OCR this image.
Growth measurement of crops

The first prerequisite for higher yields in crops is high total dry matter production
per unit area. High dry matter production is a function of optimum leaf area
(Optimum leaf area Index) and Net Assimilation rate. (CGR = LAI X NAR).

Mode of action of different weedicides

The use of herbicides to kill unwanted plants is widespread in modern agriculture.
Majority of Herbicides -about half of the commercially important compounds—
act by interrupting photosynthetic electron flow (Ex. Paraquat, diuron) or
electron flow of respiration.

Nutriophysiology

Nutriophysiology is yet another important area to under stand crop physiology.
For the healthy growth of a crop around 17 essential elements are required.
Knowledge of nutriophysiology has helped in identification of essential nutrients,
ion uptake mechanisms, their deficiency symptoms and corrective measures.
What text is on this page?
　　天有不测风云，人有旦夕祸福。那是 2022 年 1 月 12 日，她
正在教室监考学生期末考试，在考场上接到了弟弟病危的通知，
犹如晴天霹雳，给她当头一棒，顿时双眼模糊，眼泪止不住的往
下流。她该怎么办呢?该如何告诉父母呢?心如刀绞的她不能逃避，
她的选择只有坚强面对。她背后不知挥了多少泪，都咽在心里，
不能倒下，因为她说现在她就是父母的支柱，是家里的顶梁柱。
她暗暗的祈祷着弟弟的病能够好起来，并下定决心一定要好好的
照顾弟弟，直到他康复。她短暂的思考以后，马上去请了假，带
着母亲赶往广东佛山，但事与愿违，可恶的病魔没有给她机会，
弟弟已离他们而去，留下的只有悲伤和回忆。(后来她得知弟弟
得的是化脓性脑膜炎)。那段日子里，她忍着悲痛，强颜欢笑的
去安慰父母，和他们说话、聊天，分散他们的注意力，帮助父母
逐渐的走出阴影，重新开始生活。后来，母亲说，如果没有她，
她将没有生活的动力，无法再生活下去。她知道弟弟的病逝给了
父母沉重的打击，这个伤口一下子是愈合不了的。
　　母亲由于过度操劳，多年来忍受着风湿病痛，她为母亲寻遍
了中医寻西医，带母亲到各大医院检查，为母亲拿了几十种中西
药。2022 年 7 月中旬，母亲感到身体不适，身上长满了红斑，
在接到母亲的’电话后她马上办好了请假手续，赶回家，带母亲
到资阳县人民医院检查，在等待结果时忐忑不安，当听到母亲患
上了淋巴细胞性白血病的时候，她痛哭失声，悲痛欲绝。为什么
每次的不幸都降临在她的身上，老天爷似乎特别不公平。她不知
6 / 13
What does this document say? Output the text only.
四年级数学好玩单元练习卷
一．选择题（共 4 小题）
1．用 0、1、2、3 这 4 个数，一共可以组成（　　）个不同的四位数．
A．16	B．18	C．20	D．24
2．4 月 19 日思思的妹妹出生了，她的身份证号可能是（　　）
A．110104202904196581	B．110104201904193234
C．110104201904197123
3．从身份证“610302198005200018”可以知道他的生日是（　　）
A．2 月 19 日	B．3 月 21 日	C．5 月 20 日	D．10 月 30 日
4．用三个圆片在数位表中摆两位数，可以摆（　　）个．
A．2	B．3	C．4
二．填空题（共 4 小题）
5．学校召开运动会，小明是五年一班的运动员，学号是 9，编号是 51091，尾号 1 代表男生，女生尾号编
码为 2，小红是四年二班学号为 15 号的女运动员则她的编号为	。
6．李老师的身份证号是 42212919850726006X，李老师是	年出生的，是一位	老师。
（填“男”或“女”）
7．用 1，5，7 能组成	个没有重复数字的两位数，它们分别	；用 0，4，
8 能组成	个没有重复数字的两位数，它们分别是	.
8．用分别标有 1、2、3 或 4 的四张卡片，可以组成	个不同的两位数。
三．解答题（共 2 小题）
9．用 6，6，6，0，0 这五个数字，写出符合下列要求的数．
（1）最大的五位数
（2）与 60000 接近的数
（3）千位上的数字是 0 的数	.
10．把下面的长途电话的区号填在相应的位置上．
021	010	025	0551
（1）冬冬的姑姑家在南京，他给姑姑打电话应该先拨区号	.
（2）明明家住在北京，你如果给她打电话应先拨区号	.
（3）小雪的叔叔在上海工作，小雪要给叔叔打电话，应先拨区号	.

#### Given instruction
Write out, word for word, every line from the one containing "What does this" through the last line of the records above.

#### Answer to the exercise
What does this document say? Output the text only.
四年级数学好玩单元练习卷
一．选择题（共 4 小题）
1．用 0、1、2、3 这 4 个数，一共可以组成（　　）个不同的四位数．
A．16	B．18	C．20	D．24
2．4 月 19 日思思的妹妹出生了，她的身份证号可能是（　　）
A．110104202904196581	B．110104201904193234
C．110104201904197123
3．从身份证“610302198005200018”可以知道他的生日是（　　）
A．2 月 19 日	B．3 月 21 日	C．5 月 20 日	D．10 月 30 日
4．用三个圆片在数位表中摆两位数，可以摆（　　）个．
A．2	B．3	C．4
二．填空题（共 4 小题）
5．学校召开运动会，小明是五年一班的运动员，学号是 9，编号是 51091，尾号 1 代表男生，女生尾号编
码为 2，小红是四年二班学号为 15 号的女运动员则她的编号为	。
6．李老师的身份证号是 42212919850726006X，李老师是	年出生的，是一位	老师。
（填“男”或“女”）
7．用 1，5，7 能组成	个没有重复数字的两位数，它们分别	；用 0，4，
8 能组成	个没有重复数字的两位数，它们分别是	.
8．用分别标有 1、2、3 或 4 的四张卡片，可以组成	个不同的两位数。
三．解答题（共 2 小题）
9．用 6，6，6，0，0 这五个数字，写出符合下列要求的数．
（1）最大的五位数
（2）与 60000 接近的数
（3）千位上的数字是 0 的数	.
10．把下面的长途电话的区号填在相应的位置上．
021	010	025	0551
（1）冬冬的姑姑家在南京，他给姑姑打电话应该先拨区号	.
（2）明明家住在北京，你如果给她打电话应先拨区号	.
（3）小雪的叔叔在上海工作，小雪要给叔叔打电话，应先拨区号	.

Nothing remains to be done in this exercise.